> [WORK REQUIRED] Read the entries below and pull out each line with the string "литературы".

> [RECORDS SHOWN]
= = =

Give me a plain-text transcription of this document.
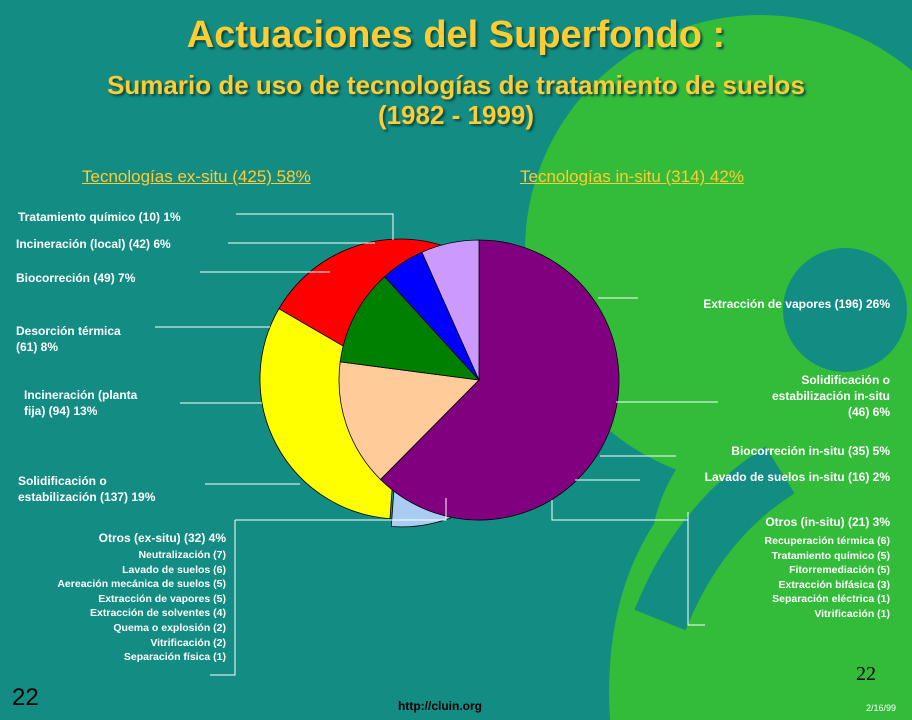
Actuaciones del Superfondo :
Sumario de uso de tecnologías de tratamiento de suelos
(1982 - 1999)
Tecnologías ex-situ (425) 58%	Tecnologías in-situ (314) 42%
Tratamiento químico (10) 1%
Incineración (local) (42) 6%
Biocorreción (49) 7%
Desorción térmica
(61) 8%
Incineración (planta
fija) (94) 13%
Solidificación o
estabilización (137) 19%
Otros (ex-situ) (32) 4%
Neutralización (7)
Lavado de suelos (6)
Aereación mecánica de suelos (5)
Extracción de vapores (5)
Extracción de solventes (4)
Quema o explosión (2)
Vitrificación (2)
Separación física (1)
Extracción de vapores (196) 26%
Solidificación o
estabilización in-situ
(46) 6%
Biocorreción in-situ (35) 5%
Lavado de suelos in-situ (16) 2%
Otros (in-situ) (21) 3%
Recuperación térmica (6)
Tratamiento químico (5)
Fitorremediación (5)
Extracción bifásica (3)
Separación eléctrica (1)
Vitrificación (1)
22	http://cluin.org	2/16/99
22
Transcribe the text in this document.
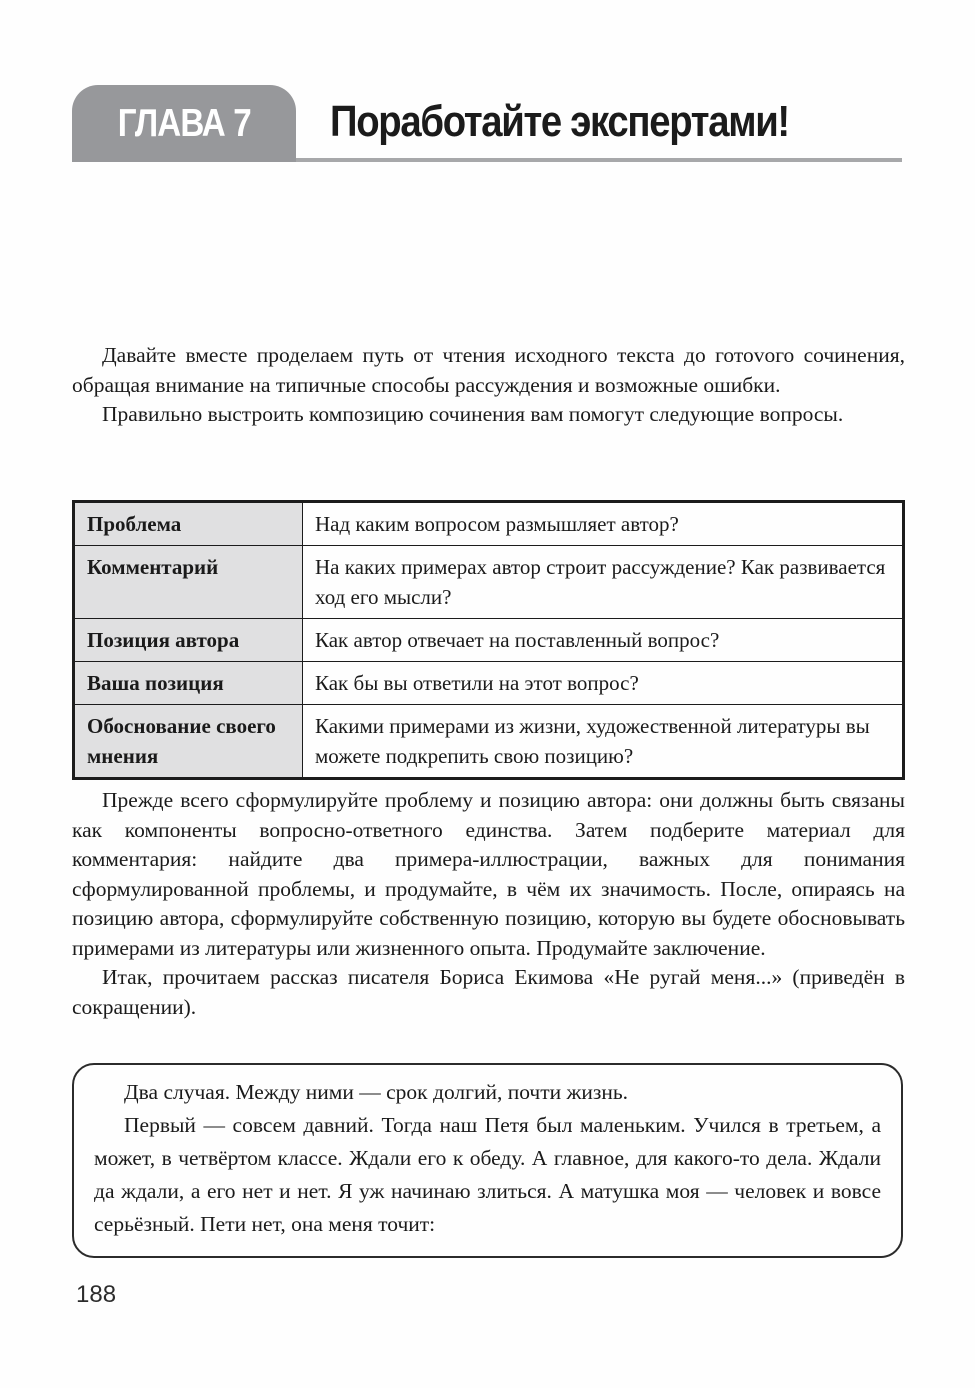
ГЛАВА 7 Поработайте экспертами!

Давайте вместе проделаем путь от чтения исходного текста до готоvого сочинения, обращая внимание на типичные способы рассуждения и возможные ошибки.

Правильно выстроить композицию сочинения вам помогут следующие вопросы.

Проблема	Над каким вопросом размышляет автор?
Комментарий	На каких примерах автор строит рассуждение? Как развивается ход его мысли?
Позиция автора	Как автор отвечает на поставленный вопрос?
Ваша позиция	Как бы вы ответили на этот вопрос?
Обоснование своего мнения	Какими примерами из жизни, художественной литературы вы можете подкрепить свою позицию?

Прежде всего сформулируйте проблему и позицию автора: они должны быть связаны как компоненты вопросно-ответного единства. Затем подберите материал для комментария: найдите два примера-иллюстрации, важных для понимания сформулированной проблемы, и продумайте, в чём их значимость. После, опираясь на позицию автора, сформулируйте собственную позицию, которую вы будете обосновывать примерами из литературы или жизненного опыта. Продумайте заключение.

Итак, прочитаем рассказ писателя Бориса Екимова «Не ругай меня...» (приведён в сокращении).

Два случая. Между ними — срок долгий, почти жизнь.

Первый — совсем давний. Тогда наш Петя был маленьким. Учился в третьем, а может, в четвёртом классе. Ждали его к обеду. А главное, для какого-то дела. Ждали да ждали, а его нет и нет. Я уж начинаю злиться. А матушка моя — человек и вовсе серьёзный. Пети нет, она меня точит:

188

= = =

> [WRITTEN RESPONSE]
Обоснование своего мнения	Какими примерами из жизни, художественной литературы вы можете подкрепить свою позицию?
Прежде всего сформулируйте проблему и позицию автора: они должны быть связаны как компоненты вопросно-ответного единства. Затем подберите материал для комментария: найдите два примера-иллюстрации, важных для понимания сформулированной проблемы, и продумайте, в чём их значимость. После, опираясь на позицию автора, сформулируйте собственную позицию, которую вы будете обосновывать примерами из литературы или жизненного опыта. Продумайте заключение.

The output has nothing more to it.